Problems to solve:
1. Answer these questions from the article on Welsh chapels and rugby:
(a) Which team do Wales take on in the Rugby World Cup this weekend?
(b) At what rate are Welsh chapels closing?
(c) How many people does the writer count at the Cwmdyfran service?
2. Substitute "anthems" for "hymns" throughout the article on Welsh chapels and rugby, and write out the passage starting with "The Welsh are" and going on through "on international days?".
3. Carry the article on Welsh chapels and rugby forward from its last sentence.

POST TIME: 18 October, 2015 07:16:12 PM
Spectre at the rugby feast and why the Welsh sing hymns
Independent Online Desk

Spectre at the rugby feast and why the Welsh sing hymns

This weekend, Twickenham and pubs and rugby clubs all over Wales will once again be ringing with rousing renditions of Calon Lan and Cwm Rhondda (Bread of Heaven) as Wales take on South Africa in the Rugby World Cup.

The Welsh are known for singing hymns, but these days it is often fuelled more by alcohol than the typically Welsh fire and brimstone sermons of the strictly sober chapels that first introduced them.

Welsh chapels - once the backbone of the entire nation - are closing at the rate of one a week. A country, once as famous for its puritan non-conformity as its love of rugby and singing, is now bent on more secular activities.

Chapel attendances may be declining, but it would be a mistake to underestimate how much it is branded into Welsh culture. And never more so than during a game of rugby.

So what does the demise of the Welsh chapel say about modern-day Wales? Has the nation cast aside a keystone in the survival of its language and cultural wealth or is it simply evolving with the times?

And does the legacy of the old Welsh chapel reach further than Bread of Heaven on international days?

As a flock of grey clouds circle ominously over the Gwili Valley below, Charlie Williams opens the doors of Cwmdyfran Calvinistic Methodist Chapel and sets about arranging numbers on the hymn board.

It is Sunday morning and the service is set to start in 15 minutes. However, Mr Williams, the chapel's affable custodian, does not appear to be in any sort of hurry.

The days when places such as Cwmdyfran Chapel - situated in rural Carmarthenshire - were standing room only are long gone."We'll be lucky if we get into double figures," explained Mr Williams, now allotting bibles across the first two rows of pews.

His forecast turns out to be a little optimistic. When the service does begin, I count the register to be eight, including myself.

And, having never visited Cwmdyfran before, my presence has not gone unnoticed.

Spatial annotation records:
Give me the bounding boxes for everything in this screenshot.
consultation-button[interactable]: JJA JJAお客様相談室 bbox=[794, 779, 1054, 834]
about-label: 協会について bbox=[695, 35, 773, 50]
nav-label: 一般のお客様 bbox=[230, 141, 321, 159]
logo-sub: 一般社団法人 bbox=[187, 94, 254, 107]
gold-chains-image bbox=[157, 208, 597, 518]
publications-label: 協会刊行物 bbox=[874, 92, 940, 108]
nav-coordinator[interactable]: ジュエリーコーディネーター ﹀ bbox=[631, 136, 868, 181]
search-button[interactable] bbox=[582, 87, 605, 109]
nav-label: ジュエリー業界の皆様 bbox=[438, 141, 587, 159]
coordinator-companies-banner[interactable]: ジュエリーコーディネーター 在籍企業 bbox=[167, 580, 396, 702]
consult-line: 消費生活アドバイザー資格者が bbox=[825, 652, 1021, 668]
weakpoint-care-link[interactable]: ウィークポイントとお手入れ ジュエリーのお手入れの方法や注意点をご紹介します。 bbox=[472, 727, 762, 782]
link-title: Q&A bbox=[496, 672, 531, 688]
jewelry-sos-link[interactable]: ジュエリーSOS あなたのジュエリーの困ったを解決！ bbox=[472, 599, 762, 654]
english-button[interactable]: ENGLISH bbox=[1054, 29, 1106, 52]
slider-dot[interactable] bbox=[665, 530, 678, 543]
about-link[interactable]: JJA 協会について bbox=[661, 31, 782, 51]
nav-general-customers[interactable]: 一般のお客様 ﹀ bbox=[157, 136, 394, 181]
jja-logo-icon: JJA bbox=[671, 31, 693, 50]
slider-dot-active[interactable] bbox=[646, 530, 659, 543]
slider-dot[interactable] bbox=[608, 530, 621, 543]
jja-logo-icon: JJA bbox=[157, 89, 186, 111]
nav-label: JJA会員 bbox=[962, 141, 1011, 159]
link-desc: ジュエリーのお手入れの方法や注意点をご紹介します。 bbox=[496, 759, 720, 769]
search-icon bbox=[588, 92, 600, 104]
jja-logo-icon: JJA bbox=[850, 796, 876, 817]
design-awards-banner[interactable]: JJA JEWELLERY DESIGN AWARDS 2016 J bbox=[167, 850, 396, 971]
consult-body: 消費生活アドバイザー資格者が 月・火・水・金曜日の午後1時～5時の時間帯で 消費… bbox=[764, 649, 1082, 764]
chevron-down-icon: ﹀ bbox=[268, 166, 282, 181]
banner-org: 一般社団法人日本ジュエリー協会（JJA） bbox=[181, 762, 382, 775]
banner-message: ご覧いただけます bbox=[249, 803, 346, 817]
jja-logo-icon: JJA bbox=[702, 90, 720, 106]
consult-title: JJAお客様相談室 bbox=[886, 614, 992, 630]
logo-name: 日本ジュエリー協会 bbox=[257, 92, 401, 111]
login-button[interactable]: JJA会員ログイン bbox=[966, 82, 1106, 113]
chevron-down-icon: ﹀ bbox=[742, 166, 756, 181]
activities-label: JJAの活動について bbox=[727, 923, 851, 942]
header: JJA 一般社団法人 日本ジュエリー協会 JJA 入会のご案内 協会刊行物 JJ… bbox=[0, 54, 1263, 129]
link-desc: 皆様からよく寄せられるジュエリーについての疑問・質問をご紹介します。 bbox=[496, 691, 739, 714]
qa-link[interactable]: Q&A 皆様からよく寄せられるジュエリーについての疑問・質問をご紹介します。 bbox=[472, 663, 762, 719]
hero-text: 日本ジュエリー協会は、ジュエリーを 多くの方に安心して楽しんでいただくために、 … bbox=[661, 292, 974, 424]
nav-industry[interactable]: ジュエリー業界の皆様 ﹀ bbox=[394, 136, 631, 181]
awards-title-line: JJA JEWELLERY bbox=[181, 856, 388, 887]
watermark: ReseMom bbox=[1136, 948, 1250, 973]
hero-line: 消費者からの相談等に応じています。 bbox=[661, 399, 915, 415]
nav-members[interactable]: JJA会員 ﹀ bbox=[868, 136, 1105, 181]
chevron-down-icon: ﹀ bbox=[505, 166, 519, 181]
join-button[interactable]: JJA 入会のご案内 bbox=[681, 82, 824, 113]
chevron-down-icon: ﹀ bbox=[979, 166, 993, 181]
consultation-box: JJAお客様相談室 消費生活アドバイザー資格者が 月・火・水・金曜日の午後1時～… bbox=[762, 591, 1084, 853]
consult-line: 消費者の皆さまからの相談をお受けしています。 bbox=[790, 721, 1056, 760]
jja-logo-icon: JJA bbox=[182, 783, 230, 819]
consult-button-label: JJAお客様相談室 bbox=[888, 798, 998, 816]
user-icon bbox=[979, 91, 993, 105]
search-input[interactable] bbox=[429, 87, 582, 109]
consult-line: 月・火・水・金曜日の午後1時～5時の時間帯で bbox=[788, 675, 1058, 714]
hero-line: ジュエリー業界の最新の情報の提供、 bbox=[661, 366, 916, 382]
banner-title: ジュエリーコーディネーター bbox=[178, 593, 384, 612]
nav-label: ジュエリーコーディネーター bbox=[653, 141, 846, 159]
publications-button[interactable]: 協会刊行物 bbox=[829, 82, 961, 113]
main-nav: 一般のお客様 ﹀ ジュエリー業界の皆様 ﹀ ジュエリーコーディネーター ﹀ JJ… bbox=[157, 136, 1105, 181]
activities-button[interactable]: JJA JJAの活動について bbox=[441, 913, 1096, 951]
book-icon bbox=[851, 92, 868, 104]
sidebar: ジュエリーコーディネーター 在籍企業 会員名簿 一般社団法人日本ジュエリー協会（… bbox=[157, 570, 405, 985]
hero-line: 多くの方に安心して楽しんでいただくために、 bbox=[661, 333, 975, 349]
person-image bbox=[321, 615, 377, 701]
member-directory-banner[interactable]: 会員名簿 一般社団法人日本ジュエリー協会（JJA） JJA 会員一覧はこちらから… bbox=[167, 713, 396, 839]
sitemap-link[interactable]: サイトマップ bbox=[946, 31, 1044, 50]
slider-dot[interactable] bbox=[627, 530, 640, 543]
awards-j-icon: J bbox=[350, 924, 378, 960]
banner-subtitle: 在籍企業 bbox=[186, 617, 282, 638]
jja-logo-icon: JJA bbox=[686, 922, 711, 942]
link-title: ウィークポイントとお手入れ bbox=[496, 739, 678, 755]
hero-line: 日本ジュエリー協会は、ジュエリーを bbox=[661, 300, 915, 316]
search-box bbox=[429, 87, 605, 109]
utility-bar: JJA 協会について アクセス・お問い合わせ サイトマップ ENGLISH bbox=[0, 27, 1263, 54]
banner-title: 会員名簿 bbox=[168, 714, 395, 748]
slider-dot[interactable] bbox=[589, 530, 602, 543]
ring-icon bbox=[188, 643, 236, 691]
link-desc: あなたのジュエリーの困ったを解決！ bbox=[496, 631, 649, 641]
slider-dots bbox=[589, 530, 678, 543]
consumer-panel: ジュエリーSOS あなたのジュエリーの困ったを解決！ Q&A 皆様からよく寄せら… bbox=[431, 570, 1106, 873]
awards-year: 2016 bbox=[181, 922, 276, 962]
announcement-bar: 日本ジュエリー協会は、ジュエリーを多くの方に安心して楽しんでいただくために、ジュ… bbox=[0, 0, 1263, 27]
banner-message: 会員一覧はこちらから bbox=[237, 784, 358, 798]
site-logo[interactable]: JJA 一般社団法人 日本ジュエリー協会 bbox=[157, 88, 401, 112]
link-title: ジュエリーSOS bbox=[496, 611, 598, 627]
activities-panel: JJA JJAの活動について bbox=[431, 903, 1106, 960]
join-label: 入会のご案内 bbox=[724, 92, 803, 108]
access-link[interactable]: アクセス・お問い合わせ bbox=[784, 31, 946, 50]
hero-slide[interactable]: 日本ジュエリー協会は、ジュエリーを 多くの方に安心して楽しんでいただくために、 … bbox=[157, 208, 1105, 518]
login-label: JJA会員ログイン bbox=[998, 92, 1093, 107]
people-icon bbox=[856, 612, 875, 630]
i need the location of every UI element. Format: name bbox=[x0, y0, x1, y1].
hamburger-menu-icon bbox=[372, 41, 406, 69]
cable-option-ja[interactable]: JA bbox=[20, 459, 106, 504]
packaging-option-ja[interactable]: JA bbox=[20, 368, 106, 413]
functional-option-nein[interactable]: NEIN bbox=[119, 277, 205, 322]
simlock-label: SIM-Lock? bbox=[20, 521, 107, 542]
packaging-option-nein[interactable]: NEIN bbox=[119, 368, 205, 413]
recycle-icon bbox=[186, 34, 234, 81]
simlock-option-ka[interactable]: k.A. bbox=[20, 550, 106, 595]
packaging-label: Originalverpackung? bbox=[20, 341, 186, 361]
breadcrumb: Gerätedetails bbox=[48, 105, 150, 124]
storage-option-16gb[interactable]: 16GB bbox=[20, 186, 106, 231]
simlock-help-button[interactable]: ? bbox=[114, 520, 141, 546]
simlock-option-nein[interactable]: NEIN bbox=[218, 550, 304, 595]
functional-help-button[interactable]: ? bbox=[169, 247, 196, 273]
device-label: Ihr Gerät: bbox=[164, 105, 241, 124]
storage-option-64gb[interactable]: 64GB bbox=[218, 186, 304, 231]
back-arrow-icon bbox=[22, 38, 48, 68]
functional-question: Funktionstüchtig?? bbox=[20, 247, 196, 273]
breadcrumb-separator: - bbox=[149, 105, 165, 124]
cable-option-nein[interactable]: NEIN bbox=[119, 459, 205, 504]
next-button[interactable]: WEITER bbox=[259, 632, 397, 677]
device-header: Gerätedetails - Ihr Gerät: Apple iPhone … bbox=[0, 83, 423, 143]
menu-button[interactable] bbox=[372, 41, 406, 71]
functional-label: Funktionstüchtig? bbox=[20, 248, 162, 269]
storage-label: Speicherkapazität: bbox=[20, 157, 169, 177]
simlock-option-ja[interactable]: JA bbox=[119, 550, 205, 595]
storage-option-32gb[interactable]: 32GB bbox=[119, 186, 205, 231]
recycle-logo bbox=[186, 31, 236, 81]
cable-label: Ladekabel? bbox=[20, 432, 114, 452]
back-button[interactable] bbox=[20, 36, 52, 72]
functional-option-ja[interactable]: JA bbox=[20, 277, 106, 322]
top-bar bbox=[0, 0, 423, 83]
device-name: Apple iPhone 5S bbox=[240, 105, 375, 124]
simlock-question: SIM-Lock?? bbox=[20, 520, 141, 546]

Exercise answers:
1.
(a) South Africa
(b) One a week
(c) Eight, including the writer

2.
The Welsh are known for singing anthems, but these days it is often fuelled more by alcohol than the typically Welsh fire and brimstone sermons of the strictly sober chapels that first introduced them.

Welsh chapels - once the backbone of the entire nation - are closing at the rate of one a week. A country, once as famous for its puritan non-conformity as its love of rugby and singing, is now bent on more secular activities.

Chapel attendances may be declining, but it would be a mistake to underestimate how much it is branded into Welsh culture. And never more so than during a game of rugby.

So what does the demise of the Welsh chapel say about modern-day Wales? Has the nation cast aside a keystone in the survival of its language and cultural wealth or is it simply evolving with the times?

And does the legacy of the old Welsh chapel reach further than Bread of Heaven on international days?

3.
"Pwy yw hwn? (Who is he?) I hear someone whisper behind me.

As our minister, Tudur Dylan, preaches from his pulpit in flawless Welsh and hymns are sung with a gusto that momentarily belies the nominal congregation, it is hard to believe that at one point, at the end of the 19th Century, this small grey-rendered building attracted worshippers in their hundreds.

How times have changed. Once a focal point of nearly every Welsh community, chapels are now being lost at a rate of one a week, unable to justify keeping the lights on due to waning attendance figures.

The sight of a derelict chapel, left to go to wrack and ruin, is not uncommon in any town, village or city. Some are derelict, others have been converted into community spaces or homes."It's a pretty dire situation," said Methodist minister Rev Dr Leslie Griffiths, a regular guest on Chris Evans's Radio 2 breakfast show's Pause for Thought.

"Why is it happening? Well, I think organised Christian religion in western Europe has been on this trend. To quote Matthew Arnold's poem Dover Beach 'The sea of faith is running out'.

"I would add that some of the chapels were built in almost inaccessible places to serve tiny groups of people - for another age."

But, he said, that does not get to the heart of the problem. Rev Griffiths pinpoints the traditional ways of communicating the faith no longer resonate with people.Any suggestion that Wales was a nation of tipplers on the quiet, so to speak, has always been curiously at odds with the temperance movement associated with non-conformity.

Some chapel-goers were even encouraged to take a pledge to completely abstain from alcohol, including my own grandfather. I can say with good knowledge that this oath was upheld loosely.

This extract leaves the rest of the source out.